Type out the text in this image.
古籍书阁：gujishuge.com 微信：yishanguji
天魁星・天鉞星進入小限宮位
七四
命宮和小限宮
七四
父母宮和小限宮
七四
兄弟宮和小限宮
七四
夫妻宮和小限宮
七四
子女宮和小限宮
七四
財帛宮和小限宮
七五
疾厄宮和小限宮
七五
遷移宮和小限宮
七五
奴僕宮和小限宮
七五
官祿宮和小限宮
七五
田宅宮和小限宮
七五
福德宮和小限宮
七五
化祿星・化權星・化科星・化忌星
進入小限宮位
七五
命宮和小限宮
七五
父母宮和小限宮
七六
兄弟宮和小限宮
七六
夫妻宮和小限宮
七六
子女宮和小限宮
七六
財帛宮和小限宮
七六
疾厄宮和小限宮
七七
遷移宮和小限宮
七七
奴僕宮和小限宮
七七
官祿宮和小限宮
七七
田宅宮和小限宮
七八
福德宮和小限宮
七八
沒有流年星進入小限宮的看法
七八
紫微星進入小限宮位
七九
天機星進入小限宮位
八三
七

:: What is asked ::
Copy each record from above exactly, and include every line.

:: Response ::
Type out the text in this image.
古籍书阁：gujishuge.com 微信：yishanguji
天魁星・天鉞星進入小限宮位
七四
命宮和小限宮
七四
父母宮和小限宮
七四
兄弟宮和小限宮
七四
夫妻宮和小限宮
七四
子女宮和小限宮
七四
財帛宮和小限宮
七五
疾厄宮和小限宮
七五
遷移宮和小限宮
七五
奴僕宮和小限宮
七五
官祿宮和小限宮
七五
田宅宮和小限宮
七五
福德宮和小限宮
七五
化祿星・化權星・化科星・化忌星
進入小限宮位
七五
命宮和小限宮
七五
父母宮和小限宮
七六
兄弟宮和小限宮
七六
夫妻宮和小限宮
七六
子女宮和小限宮
七六
財帛宮和小限宮
七六
疾厄宮和小限宮
七七
遷移宮和小限宮
七七
奴僕宮和小限宮
七七
官祿宮和小限宮
七七
田宅宮和小限宮
七八
福德宮和小限宮
七八
沒有流年星進入小限宮的看法
七八
紫微星進入小限宮位
七九
天機星進入小限宮位
八三
七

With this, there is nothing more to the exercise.